◆ DIRECTION ◆
Output each entry exactly; skip nothing.

"""

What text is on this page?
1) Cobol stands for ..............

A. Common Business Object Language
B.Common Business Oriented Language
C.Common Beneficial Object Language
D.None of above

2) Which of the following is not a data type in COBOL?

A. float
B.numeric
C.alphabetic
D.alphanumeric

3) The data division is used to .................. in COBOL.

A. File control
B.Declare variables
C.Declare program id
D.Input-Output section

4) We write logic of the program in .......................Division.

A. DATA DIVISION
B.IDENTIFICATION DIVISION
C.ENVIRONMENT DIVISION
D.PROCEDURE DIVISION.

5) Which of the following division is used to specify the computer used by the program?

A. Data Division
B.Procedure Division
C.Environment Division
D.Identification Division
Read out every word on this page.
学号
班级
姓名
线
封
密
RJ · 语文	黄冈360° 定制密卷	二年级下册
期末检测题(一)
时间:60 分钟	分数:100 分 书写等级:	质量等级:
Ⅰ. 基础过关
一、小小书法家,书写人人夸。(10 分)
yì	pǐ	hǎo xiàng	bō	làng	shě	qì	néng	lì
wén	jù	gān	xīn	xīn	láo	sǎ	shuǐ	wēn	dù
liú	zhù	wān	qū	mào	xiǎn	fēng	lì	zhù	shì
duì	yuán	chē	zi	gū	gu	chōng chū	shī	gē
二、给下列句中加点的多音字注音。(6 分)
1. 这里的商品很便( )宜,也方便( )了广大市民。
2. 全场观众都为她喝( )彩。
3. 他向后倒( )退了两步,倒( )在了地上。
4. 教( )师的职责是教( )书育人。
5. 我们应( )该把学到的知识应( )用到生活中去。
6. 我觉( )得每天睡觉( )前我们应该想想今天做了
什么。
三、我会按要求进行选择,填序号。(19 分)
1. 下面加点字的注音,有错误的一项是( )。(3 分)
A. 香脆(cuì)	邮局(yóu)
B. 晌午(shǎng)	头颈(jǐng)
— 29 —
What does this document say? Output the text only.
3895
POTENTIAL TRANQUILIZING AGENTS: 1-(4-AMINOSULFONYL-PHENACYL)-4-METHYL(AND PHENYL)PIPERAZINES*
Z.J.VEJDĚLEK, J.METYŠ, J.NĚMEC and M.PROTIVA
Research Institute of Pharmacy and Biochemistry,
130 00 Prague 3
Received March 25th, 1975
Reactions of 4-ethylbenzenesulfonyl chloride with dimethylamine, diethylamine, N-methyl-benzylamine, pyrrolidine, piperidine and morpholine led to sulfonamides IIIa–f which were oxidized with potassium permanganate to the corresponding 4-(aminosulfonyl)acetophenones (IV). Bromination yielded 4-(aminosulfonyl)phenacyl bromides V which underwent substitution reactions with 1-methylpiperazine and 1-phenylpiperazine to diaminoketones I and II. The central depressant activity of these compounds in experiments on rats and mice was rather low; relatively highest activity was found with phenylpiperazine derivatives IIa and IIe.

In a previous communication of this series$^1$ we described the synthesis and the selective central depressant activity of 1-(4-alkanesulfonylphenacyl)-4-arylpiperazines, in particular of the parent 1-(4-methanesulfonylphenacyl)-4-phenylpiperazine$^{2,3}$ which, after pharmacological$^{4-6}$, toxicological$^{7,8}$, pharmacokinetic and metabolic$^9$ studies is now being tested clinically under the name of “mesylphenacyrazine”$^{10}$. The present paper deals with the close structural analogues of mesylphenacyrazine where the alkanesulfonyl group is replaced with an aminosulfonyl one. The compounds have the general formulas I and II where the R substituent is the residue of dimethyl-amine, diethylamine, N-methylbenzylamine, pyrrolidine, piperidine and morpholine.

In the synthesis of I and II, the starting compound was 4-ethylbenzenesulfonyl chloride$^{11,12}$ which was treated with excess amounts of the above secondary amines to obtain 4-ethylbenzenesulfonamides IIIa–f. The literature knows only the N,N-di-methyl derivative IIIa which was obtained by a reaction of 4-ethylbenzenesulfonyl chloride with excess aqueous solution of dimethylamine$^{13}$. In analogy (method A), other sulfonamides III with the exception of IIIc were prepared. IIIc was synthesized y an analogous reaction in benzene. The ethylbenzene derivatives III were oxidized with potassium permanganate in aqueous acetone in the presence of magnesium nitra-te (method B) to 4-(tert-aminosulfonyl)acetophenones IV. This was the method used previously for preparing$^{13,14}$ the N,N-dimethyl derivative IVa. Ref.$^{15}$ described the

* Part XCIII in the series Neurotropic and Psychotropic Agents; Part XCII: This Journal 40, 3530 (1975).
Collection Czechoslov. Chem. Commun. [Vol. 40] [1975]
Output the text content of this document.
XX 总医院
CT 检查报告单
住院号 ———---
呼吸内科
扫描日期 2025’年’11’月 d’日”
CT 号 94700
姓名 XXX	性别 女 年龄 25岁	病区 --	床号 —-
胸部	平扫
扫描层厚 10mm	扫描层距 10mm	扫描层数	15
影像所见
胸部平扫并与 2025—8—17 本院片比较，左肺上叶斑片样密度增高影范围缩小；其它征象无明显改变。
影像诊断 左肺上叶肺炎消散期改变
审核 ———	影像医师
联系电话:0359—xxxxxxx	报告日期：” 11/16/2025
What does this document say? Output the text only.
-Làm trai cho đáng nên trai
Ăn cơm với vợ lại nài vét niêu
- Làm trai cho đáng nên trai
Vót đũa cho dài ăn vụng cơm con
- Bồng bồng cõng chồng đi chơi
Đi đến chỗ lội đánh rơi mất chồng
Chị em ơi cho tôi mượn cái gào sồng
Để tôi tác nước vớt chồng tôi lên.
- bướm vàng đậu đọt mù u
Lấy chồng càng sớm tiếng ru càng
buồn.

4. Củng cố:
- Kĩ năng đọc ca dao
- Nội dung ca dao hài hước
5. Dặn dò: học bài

"""

◆ TASK OUTPUT ◆
What text is on this page?
1) Cobol stands for ..............

A. Common Business Object Language
B.Common Business Oriented Language
C.Common Beneficial Object Language
D.None of above

2) Which of the following is not a data type in COBOL?

A. float
B.numeric
C.alphabetic
D.alphanumeric

3) The data division is used to .................. in COBOL.

A. File control
B.Declare variables
C.Declare program id
D.Input-Output section

4) We write logic of the program in .......................Division.

A. DATA DIVISION
B.IDENTIFICATION DIVISION
C.ENVIRONMENT DIVISION
D.PROCEDURE DIVISION.

5) Which of the following division is used to specify the computer used by the program?

A. Data Division
B.Procedure Division
C.Environment Division
D.Identification Division
Read out every word on this page.
学号
班级
姓名
线
封
密
RJ · 语文	黄冈360° 定制密卷	二年级下册
期末检测题(一)
时间:60 分钟	分数:100 分 书写等级:	质量等级:
Ⅰ. 基础过关
一、小小书法家,书写人人夸。(10 分)
yì	pǐ	hǎo xiàng	bō	làng	shě	qì	néng	lì
wén	jù	gān	xīn	xīn	láo	sǎ	shuǐ	wēn	dù
liú	zhù	wān	qū	mào	xiǎn	fēng	lì	zhù	shì
duì	yuán	chē	zi	gū	gu	chōng chū	shī	gē
二、给下列句中加点的多音字注音。(6 分)
1. 这里的商品很便( )宜,也方便( )了广大市民。
2. 全场观众都为她喝( )彩。
3. 他向后倒( )退了两步,倒( )在了地上。
4. 教( )师的职责是教( )书育人。
5. 我们应( )该把学到的知识应( )用到生活中去。
6. 我觉( )得每天睡觉( )前我们应该想想今天做了
什么。
三、我会按要求进行选择,填序号。(19 分)
1. 下面加点字的注音,有错误的一项是( )。(3 分)
A. 香脆(cuì)	邮局(yóu)
B. 晌午(shǎng)	头颈(jǐng)
— 29 —
What does this document say? Output the text only.
3895
POTENTIAL TRANQUILIZING AGENTS: 1-(4-AMINOSULFONYL-PHENACYL)-4-METHYL(AND PHENYL)PIPERAZINES*
Z.J.VEJDĚLEK, J.METYŠ, J.NĚMEC and M.PROTIVA
Research Institute of Pharmacy and Biochemistry,
130 00 Prague 3
Received March 25th, 1975
Reactions of 4-ethylbenzenesulfonyl chloride with dimethylamine, diethylamine, N-methyl-benzylamine, pyrrolidine, piperidine and morpholine led to sulfonamides IIIa–f which were oxidized with potassium permanganate to the corresponding 4-(aminosulfonyl)acetophenones (IV). Bromination yielded 4-(aminosulfonyl)phenacyl bromides V which underwent substitution reactions with 1-methylpiperazine and 1-phenylpiperazine to diaminoketones I and II. The central depressant activity of these compounds in experiments on rats and mice was rather low; relatively highest activity was found with phenylpiperazine derivatives IIa and IIe.

In a previous communication of this series$^1$ we described the synthesis and the selective central depressant activity of 1-(4-alkanesulfonylphenacyl)-4-arylpiperazines, in particular of the parent 1-(4-methanesulfonylphenacyl)-4-phenylpiperazine$^{2,3}$ which, after pharmacological$^{4-6}$, toxicological$^{7,8}$, pharmacokinetic and metabolic$^9$ studies is now being tested clinically under the name of “mesylphenacyrazine”$^{10}$. The present paper deals with the close structural analogues of mesylphenacyrazine where the alkanesulfonyl group is replaced with an aminosulfonyl one. The compounds have the general formulas I and II where the R substituent is the residue of dimethyl-amine, diethylamine, N-methylbenzylamine, pyrrolidine, piperidine and morpholine.

In the synthesis of I and II, the starting compound was 4-ethylbenzenesulfonyl chloride$^{11,12}$ which was treated with excess amounts of the above secondary amines to obtain 4-ethylbenzenesulfonamides IIIa–f. The literature knows only the N,N-di-methyl derivative IIIa which was obtained by a reaction of 4-ethylbenzenesulfonyl chloride with excess aqueous solution of dimethylamine$^{13}$. In analogy (method A), other sulfonamides III with the exception of IIIc were prepared. IIIc was synthesized y an analogous reaction in benzene. The ethylbenzene derivatives III were oxidized with potassium permanganate in aqueous acetone in the presence of magnesium nitra-te (method B) to 4-(tert-aminosulfonyl)acetophenones IV. This was the method used previously for preparing$^{13,14}$ the N,N-dimethyl derivative IVa. Ref.$^{15}$ described the

* Part XCIII in the series Neurotropic and Psychotropic Agents; Part XCII: This Journal 40, 3530 (1975).
Collection Czechoslov. Chem. Commun. [Vol. 40] [1975]
Output the text content of this document.
XX 总医院
CT 检查报告单
住院号 ———---
呼吸内科
扫描日期 2025’年’11’月 d’日”
CT 号 94700
姓名 XXX	性别 女 年龄 25岁	病区 --	床号 —-
胸部	平扫
扫描层厚 10mm	扫描层距 10mm	扫描层数	15
影像所见
胸部平扫并与 2025—8—17 本院片比较，左肺上叶斑片样密度增高影范围缩小；其它征象无明显改变。
影像诊断 左肺上叶肺炎消散期改变
审核 ———	影像医师
联系电话:0359—xxxxxxx	报告日期：” 11/16/2025
What does this document say? Output the text only.
-Làm trai cho đáng nên trai
Ăn cơm với vợ lại nài vét niêu
- Làm trai cho đáng nên trai
Vót đũa cho dài ăn vụng cơm con
- Bồng bồng cõng chồng đi chơi
Đi đến chỗ lội đánh rơi mất chồng
Chị em ơi cho tôi mượn cái gào sồng
Để tôi tác nước vớt chồng tôi lên.
- bướm vàng đậu đọt mù u
Lấy chồng càng sớm tiếng ru càng
buồn.

4. Củng cố:
- Kĩ năng đọc ca dao
- Nội dung ca dao hài hước
5. Dặn dò: học bài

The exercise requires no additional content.